Problem
Copy every line from the records below that holds the word "Sozialdemokraten".

[Document page data]
* * * * *

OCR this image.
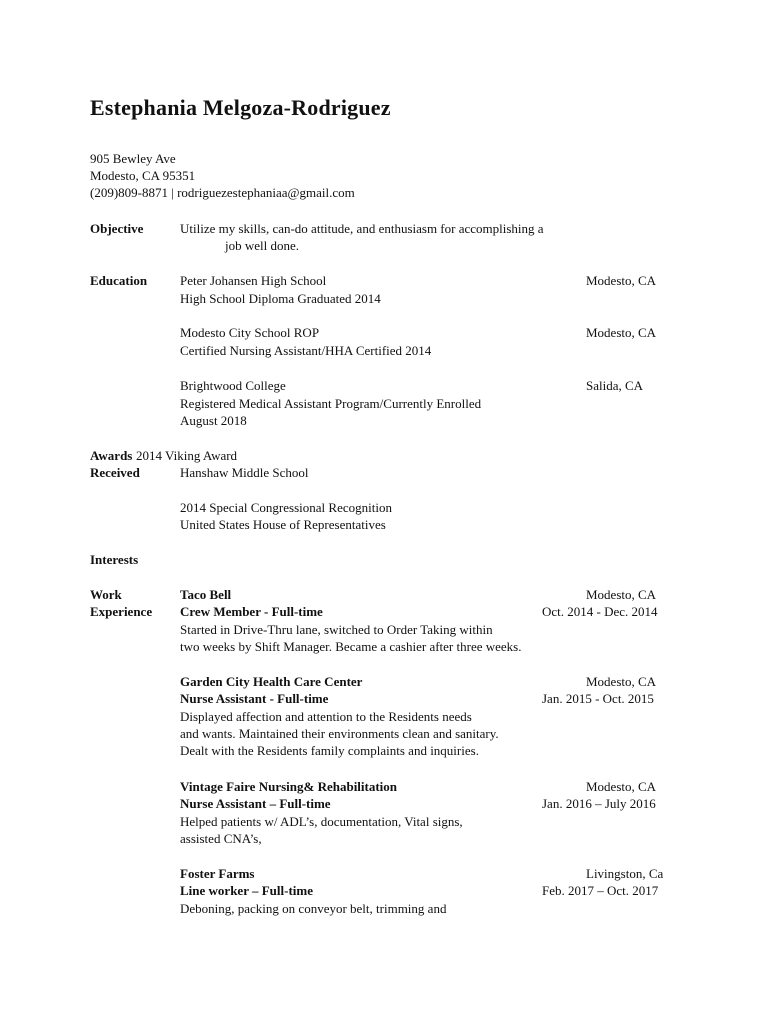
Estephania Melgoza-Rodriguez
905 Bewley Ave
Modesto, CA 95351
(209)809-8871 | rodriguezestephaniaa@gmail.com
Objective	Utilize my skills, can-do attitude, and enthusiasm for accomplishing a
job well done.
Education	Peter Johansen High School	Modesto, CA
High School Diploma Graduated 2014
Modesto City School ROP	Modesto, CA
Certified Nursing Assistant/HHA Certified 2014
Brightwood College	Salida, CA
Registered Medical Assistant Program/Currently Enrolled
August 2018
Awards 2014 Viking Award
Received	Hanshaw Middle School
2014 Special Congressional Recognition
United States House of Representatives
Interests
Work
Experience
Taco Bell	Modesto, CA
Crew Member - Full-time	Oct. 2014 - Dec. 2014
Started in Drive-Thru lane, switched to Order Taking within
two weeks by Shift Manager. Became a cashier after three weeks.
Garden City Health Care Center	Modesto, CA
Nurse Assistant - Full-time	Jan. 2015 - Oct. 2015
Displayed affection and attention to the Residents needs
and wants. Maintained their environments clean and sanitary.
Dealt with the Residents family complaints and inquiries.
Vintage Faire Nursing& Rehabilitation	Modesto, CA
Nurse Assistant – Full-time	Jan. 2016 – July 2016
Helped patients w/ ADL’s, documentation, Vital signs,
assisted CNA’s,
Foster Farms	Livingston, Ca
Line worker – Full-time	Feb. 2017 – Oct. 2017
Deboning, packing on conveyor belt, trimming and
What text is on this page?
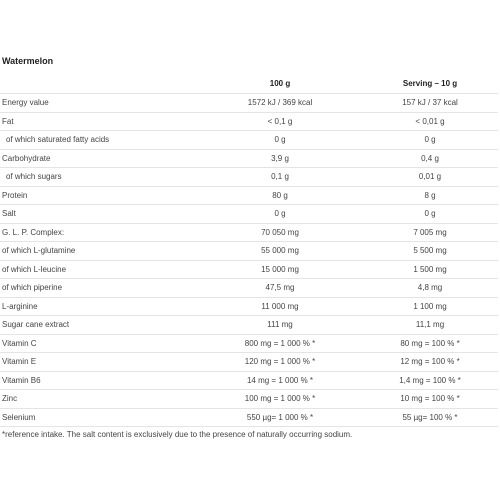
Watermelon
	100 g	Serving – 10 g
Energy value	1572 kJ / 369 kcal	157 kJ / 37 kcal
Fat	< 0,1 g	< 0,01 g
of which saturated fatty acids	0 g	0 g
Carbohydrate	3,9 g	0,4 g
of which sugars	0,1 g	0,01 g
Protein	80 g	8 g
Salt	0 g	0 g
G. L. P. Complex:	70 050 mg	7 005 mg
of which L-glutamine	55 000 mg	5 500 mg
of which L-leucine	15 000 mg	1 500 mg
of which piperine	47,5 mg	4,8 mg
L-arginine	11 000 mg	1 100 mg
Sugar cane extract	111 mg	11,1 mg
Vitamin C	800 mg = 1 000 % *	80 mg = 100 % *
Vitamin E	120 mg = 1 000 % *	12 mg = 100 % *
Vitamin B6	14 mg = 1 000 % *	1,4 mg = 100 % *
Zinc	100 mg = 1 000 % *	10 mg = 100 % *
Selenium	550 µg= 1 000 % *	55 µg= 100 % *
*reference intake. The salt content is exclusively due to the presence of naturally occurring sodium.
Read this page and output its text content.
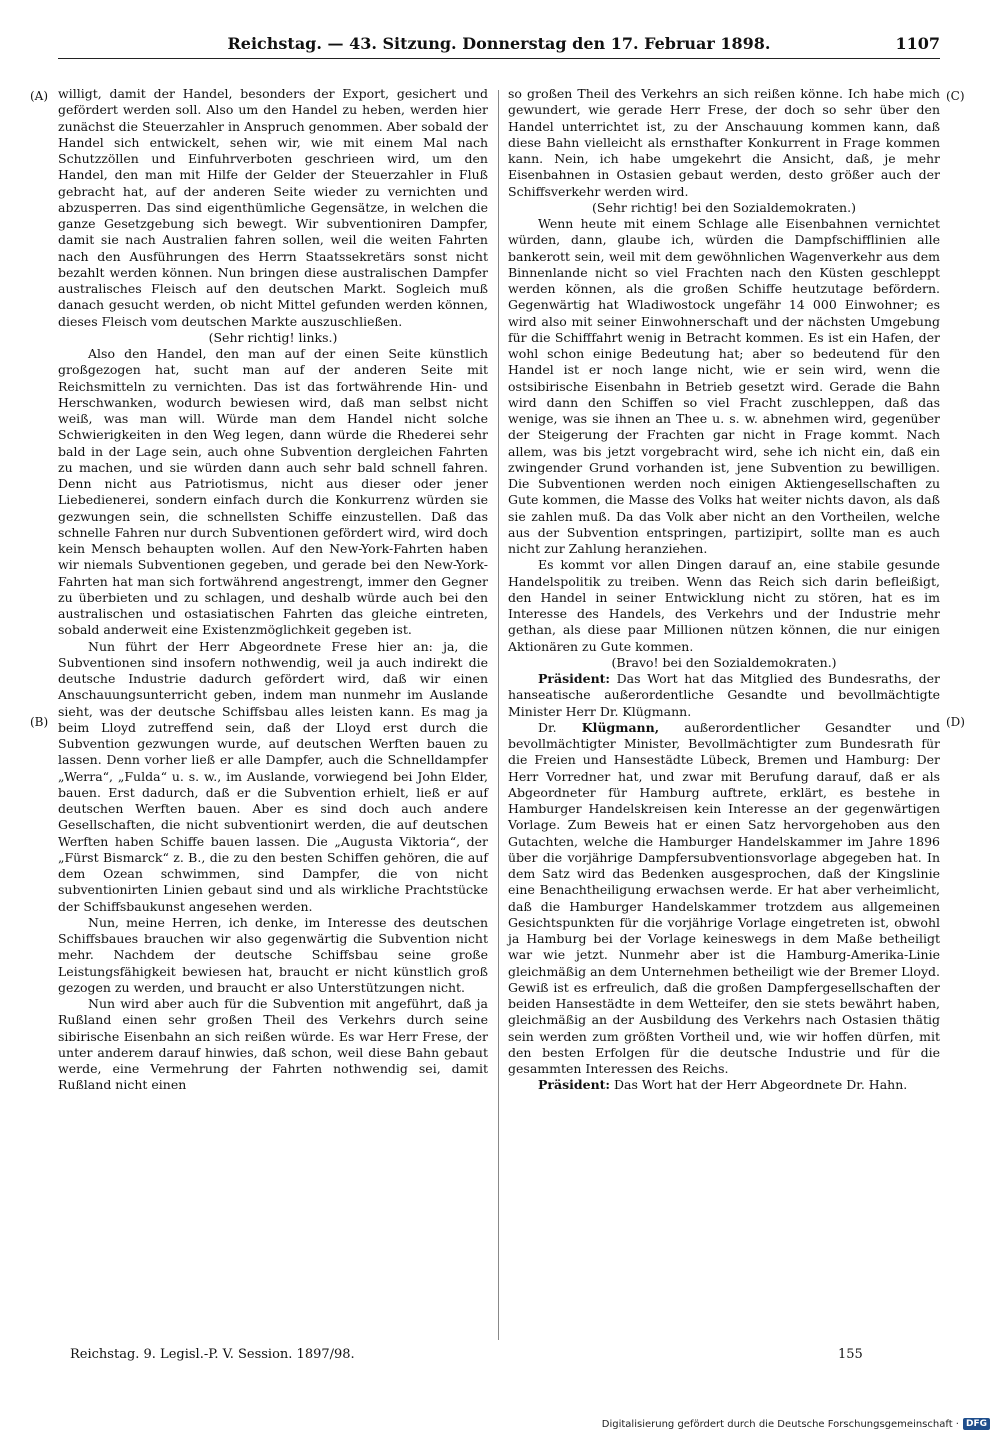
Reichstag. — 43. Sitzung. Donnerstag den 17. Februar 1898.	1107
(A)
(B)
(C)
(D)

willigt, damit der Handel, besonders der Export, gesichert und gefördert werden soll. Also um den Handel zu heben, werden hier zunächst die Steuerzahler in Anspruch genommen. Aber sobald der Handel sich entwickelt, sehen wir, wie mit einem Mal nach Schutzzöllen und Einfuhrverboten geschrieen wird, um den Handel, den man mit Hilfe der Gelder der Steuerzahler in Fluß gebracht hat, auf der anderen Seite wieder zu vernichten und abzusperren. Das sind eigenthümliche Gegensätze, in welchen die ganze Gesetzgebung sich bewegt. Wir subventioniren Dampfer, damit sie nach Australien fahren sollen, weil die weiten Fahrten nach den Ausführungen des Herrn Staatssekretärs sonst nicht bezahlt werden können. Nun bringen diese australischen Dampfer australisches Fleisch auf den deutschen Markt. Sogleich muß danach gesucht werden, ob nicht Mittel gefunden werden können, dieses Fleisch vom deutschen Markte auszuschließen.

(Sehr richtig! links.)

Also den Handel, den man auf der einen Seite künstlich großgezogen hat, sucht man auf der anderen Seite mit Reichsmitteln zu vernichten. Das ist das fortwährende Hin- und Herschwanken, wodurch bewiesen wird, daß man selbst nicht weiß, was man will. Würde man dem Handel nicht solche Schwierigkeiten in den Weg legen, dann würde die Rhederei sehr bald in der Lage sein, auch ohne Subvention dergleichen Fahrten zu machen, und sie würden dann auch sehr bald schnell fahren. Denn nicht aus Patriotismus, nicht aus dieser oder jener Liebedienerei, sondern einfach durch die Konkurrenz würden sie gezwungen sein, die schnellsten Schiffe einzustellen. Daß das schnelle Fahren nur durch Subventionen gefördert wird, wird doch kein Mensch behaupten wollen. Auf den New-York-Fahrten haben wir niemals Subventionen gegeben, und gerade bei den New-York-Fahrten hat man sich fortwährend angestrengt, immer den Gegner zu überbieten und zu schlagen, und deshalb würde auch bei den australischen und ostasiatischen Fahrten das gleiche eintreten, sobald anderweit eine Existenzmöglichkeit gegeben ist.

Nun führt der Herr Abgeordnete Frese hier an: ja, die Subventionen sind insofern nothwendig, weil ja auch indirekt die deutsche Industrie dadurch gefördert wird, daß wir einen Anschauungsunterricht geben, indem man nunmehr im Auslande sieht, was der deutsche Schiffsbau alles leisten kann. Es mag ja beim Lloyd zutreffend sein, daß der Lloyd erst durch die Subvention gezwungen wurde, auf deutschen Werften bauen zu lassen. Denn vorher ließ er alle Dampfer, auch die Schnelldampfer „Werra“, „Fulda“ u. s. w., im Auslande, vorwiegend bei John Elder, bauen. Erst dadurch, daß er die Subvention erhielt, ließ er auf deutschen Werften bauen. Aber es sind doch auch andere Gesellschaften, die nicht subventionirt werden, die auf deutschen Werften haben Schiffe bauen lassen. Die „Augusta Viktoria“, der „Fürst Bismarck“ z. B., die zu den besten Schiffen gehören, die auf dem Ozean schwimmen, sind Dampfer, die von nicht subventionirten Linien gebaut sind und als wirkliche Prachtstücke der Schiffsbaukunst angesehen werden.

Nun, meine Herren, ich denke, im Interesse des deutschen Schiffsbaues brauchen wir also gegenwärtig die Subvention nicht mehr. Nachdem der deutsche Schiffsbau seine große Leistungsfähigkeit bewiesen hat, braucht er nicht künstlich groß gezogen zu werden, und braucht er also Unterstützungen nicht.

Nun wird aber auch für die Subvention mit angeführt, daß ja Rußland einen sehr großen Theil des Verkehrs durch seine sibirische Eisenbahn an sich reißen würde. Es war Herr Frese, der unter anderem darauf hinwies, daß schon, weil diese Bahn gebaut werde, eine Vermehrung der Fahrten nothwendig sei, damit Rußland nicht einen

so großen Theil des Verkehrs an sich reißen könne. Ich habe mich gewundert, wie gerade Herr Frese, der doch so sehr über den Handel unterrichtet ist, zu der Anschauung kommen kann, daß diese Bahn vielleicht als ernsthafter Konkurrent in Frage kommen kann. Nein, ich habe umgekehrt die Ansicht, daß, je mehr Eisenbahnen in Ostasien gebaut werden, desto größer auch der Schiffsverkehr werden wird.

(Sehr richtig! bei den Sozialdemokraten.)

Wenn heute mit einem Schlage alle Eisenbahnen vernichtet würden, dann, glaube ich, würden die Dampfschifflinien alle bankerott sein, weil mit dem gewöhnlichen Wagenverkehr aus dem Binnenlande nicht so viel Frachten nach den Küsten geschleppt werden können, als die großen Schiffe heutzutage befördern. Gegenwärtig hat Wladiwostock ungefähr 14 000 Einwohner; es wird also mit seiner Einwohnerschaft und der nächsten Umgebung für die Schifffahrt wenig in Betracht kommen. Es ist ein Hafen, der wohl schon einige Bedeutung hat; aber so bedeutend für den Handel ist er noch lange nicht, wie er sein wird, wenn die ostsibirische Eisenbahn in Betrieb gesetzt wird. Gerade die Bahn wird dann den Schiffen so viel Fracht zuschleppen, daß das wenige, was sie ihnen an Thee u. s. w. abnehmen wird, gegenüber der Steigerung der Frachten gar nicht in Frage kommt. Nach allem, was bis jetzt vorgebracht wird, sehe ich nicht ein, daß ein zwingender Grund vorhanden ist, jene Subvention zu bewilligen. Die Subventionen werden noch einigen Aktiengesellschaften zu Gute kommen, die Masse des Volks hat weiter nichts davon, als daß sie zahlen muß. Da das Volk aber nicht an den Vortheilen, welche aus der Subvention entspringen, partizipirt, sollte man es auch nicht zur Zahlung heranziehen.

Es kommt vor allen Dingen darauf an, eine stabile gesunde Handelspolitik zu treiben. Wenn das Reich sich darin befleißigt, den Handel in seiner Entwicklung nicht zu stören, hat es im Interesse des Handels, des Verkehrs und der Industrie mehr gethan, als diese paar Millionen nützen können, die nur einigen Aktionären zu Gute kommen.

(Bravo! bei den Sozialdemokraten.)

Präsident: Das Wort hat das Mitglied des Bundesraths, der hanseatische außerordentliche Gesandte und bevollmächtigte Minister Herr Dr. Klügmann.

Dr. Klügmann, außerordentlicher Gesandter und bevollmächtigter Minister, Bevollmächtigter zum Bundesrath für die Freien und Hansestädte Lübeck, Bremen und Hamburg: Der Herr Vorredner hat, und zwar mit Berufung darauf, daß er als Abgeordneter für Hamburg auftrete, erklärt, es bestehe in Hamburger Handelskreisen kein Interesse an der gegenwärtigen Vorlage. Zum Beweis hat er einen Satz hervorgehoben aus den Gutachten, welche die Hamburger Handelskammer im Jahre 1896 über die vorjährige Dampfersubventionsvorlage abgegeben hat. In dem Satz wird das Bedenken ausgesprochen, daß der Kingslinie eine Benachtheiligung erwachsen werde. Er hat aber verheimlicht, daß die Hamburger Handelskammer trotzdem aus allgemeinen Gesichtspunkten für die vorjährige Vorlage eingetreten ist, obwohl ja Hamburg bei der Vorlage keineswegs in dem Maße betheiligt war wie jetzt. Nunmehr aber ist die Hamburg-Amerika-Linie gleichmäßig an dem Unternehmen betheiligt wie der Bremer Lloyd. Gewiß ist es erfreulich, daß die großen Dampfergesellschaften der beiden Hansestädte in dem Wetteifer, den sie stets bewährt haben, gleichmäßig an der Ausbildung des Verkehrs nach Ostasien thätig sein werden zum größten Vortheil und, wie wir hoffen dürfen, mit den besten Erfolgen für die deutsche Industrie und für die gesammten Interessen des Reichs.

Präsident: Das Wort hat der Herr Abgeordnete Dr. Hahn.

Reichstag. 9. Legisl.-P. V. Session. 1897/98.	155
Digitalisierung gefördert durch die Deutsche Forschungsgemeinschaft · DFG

* * * * *

Your solution
(Sehr richtig! bei den Sozialdemokraten.)
(Bravo! bei den Sozialdemokraten.)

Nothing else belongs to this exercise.